<<<<

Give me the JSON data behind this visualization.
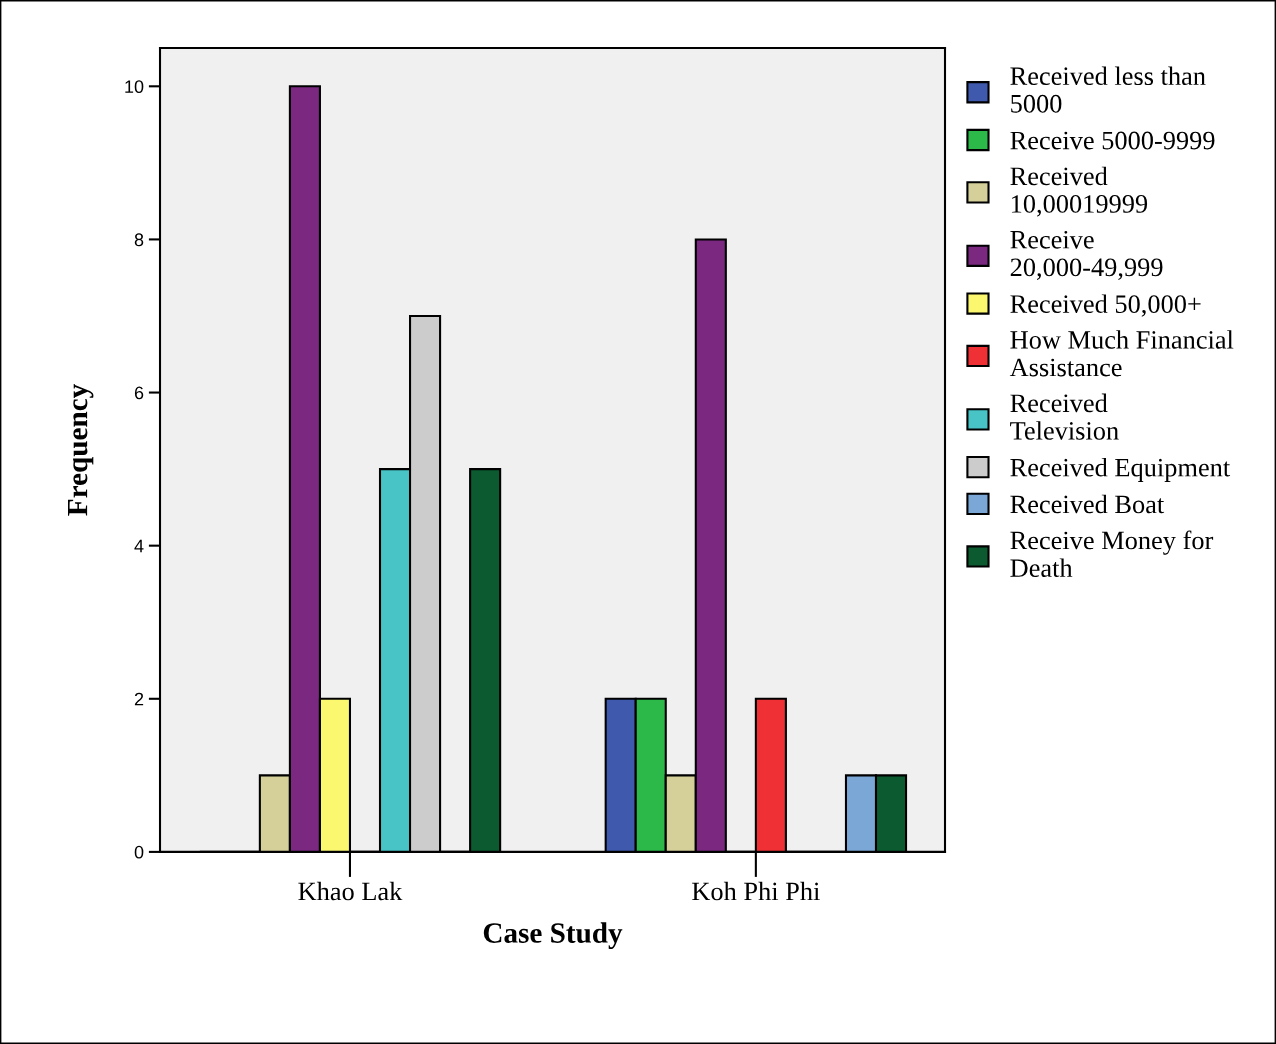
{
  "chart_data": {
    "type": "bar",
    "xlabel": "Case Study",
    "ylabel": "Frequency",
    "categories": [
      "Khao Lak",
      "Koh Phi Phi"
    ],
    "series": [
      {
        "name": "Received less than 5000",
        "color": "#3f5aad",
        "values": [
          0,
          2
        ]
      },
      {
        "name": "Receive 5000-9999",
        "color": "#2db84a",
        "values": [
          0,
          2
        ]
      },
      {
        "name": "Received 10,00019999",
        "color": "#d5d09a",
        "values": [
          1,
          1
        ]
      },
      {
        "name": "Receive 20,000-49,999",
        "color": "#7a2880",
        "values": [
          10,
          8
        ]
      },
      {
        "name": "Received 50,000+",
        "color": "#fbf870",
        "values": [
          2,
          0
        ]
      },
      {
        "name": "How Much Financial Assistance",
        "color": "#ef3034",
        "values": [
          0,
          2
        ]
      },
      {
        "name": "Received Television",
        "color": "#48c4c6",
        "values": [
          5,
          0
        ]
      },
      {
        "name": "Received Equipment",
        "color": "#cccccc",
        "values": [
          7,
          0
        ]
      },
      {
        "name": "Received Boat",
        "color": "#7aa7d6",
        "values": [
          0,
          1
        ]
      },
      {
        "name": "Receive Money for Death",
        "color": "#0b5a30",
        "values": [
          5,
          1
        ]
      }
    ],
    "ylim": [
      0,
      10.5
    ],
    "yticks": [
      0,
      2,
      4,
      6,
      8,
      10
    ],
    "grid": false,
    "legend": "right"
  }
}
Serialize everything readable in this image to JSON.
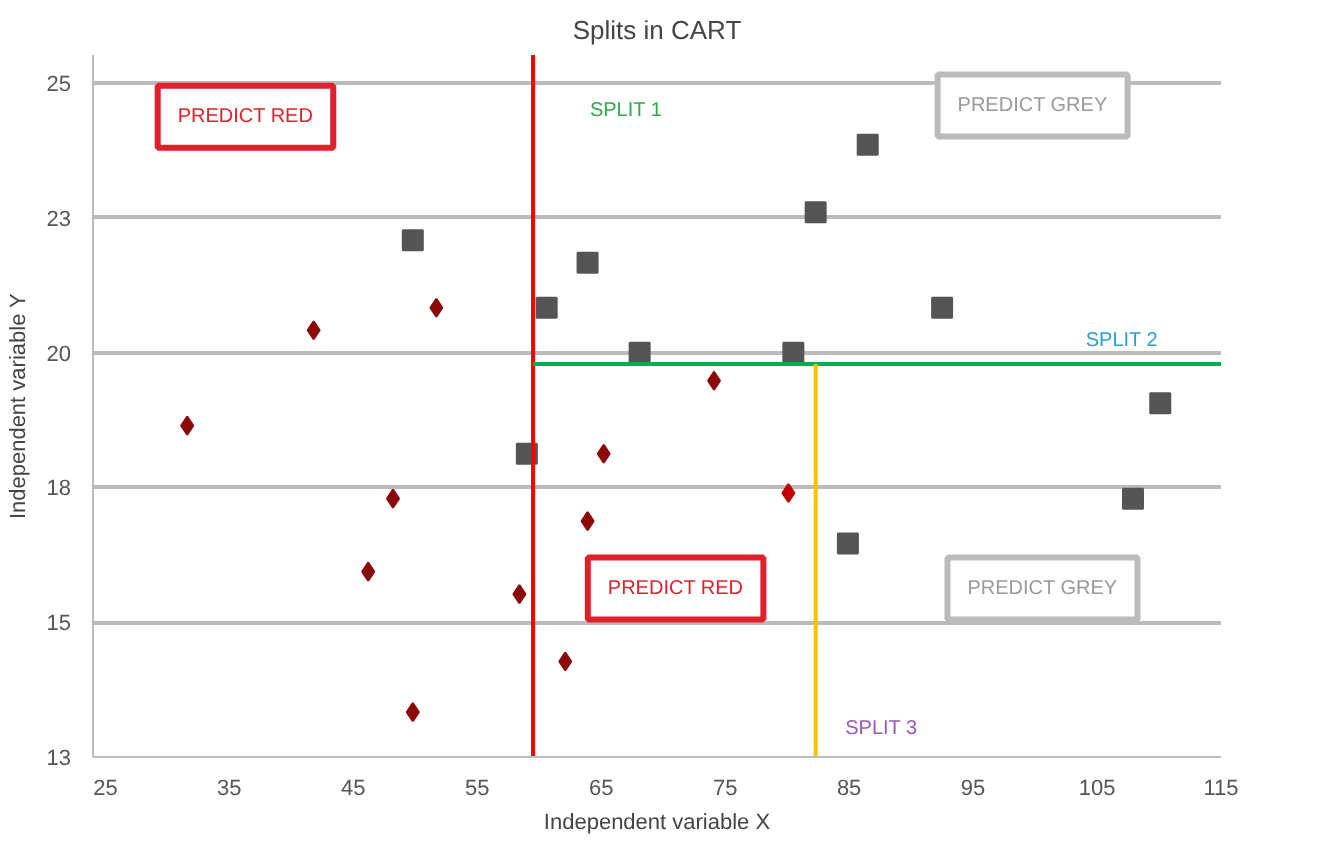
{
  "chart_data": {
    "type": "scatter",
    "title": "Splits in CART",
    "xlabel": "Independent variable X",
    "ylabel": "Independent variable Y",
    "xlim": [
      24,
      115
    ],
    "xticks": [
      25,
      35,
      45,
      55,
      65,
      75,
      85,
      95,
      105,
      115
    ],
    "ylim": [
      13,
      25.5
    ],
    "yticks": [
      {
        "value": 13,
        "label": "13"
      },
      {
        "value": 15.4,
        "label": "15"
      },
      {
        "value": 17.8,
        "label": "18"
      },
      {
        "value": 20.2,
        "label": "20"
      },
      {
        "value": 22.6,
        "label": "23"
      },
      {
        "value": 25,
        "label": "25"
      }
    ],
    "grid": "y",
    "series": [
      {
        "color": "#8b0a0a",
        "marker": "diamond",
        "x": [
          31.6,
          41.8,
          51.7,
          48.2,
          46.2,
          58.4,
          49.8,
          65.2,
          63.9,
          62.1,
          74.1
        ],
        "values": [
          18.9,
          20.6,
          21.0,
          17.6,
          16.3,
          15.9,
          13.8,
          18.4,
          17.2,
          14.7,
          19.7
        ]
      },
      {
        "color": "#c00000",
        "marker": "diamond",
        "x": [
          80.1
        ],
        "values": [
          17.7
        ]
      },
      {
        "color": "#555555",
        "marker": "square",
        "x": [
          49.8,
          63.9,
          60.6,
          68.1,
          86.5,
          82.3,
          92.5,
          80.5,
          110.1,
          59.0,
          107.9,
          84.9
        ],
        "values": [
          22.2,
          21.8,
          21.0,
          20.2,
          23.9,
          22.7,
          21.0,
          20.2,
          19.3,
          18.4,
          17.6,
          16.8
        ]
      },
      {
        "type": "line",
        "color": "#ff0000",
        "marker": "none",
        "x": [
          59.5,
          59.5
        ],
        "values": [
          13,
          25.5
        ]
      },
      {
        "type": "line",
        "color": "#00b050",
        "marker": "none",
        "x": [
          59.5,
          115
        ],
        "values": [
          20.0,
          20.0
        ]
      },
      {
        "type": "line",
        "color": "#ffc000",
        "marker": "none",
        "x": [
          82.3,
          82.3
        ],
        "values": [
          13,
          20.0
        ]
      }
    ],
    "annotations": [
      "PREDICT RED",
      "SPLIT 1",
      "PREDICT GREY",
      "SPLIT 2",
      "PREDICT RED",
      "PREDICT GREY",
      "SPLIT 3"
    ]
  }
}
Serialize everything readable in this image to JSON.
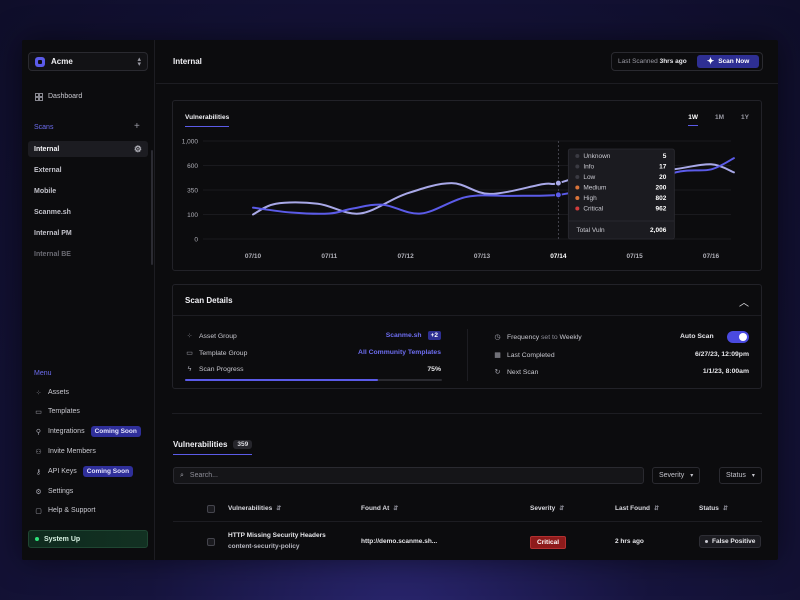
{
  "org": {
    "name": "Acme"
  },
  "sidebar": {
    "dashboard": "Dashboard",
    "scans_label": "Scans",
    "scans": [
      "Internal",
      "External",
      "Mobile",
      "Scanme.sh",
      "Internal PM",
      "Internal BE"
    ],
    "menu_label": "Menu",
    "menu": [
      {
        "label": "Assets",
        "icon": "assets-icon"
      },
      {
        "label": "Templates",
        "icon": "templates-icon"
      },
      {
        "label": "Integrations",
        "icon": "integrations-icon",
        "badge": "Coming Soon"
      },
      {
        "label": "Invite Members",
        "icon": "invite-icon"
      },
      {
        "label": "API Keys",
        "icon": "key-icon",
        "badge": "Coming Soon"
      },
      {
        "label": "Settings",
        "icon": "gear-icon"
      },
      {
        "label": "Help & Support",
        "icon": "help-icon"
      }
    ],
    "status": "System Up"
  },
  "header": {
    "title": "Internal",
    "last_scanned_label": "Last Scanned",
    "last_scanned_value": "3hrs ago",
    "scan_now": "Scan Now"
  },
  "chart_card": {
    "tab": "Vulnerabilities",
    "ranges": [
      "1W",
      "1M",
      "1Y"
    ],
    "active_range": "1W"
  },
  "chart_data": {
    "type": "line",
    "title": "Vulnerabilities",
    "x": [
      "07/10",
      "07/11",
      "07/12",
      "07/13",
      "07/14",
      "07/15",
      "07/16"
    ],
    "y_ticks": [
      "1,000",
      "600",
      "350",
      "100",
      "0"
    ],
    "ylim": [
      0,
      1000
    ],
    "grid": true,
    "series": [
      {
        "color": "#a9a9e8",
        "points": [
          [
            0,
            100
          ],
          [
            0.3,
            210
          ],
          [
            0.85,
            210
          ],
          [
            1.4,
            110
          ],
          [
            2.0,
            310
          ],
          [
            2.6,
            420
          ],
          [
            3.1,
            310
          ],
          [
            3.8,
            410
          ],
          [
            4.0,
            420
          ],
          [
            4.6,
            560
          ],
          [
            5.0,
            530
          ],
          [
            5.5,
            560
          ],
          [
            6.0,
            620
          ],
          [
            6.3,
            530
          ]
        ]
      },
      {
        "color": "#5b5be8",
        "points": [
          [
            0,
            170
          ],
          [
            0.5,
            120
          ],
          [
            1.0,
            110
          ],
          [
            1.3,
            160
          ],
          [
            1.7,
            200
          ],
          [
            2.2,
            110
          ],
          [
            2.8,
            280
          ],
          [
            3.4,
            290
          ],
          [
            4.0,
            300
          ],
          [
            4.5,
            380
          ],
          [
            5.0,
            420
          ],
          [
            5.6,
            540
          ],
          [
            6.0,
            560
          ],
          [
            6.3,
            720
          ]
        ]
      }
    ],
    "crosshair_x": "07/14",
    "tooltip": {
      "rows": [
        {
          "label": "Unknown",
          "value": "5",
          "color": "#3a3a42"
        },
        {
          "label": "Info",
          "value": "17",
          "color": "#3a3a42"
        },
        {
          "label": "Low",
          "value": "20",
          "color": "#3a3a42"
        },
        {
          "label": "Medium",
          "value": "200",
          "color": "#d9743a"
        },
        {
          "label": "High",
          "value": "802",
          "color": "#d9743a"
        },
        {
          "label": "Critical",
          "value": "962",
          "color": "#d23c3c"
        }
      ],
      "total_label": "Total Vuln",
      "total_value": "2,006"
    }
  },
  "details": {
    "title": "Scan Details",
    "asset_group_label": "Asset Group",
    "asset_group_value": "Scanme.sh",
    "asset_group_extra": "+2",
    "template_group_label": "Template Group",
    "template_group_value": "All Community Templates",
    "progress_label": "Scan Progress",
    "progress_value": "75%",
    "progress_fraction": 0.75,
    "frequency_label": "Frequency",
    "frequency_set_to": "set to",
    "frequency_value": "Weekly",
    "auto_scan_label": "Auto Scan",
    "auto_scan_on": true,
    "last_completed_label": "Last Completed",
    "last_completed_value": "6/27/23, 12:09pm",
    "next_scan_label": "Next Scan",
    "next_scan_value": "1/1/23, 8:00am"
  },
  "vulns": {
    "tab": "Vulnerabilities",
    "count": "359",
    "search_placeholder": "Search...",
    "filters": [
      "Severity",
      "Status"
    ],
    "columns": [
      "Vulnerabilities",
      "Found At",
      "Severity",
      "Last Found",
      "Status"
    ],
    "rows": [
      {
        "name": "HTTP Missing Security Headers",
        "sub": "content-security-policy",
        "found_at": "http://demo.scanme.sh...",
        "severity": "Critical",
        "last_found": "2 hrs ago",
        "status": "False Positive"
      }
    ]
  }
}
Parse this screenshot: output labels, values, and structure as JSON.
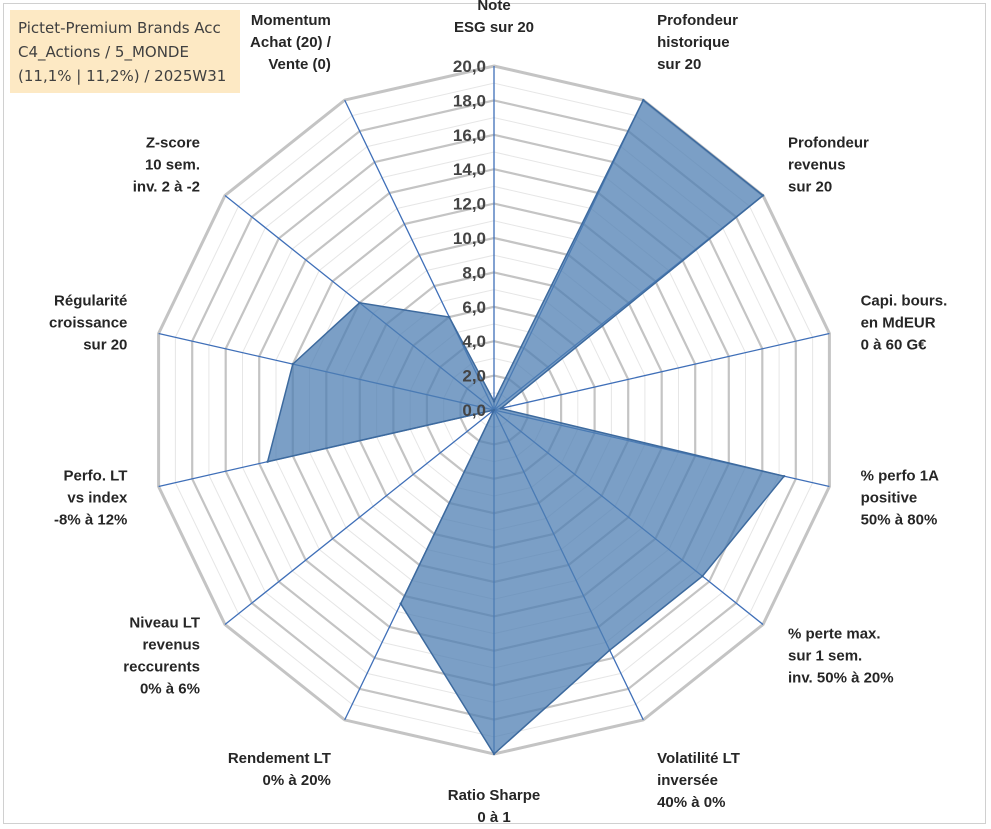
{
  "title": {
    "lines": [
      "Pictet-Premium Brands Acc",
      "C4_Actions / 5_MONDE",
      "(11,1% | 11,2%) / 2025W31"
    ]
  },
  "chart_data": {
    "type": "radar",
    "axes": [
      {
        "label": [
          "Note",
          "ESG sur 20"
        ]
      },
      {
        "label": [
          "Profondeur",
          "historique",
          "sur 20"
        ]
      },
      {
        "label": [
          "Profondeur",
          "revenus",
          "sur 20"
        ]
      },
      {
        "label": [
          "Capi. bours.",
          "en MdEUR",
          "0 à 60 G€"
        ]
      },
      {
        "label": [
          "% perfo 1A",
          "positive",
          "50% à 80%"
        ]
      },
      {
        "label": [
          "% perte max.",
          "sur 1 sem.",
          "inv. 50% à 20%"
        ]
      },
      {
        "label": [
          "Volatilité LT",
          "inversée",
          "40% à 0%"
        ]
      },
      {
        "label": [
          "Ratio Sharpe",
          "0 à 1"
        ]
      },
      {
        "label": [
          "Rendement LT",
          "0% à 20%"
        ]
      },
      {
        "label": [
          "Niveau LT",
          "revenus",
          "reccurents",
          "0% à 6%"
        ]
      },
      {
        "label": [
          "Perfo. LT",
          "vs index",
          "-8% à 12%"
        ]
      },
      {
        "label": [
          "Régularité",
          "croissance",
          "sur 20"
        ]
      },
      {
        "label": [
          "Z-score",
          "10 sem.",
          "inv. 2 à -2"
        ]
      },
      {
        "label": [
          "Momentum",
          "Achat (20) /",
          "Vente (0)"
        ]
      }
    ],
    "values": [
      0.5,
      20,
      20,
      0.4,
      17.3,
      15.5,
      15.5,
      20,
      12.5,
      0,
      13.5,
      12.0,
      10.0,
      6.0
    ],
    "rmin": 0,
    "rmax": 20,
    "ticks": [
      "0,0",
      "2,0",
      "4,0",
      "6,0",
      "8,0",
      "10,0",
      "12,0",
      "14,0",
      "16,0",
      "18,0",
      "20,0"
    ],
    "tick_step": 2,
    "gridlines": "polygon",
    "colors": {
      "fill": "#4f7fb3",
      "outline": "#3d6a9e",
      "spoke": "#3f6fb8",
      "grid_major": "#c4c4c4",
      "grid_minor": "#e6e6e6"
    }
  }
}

>>>>

- _Exercise brief_
Of the lines in the material above, state how many contain the string "Internal"; give no other text.

- _Reply to the exercise_
4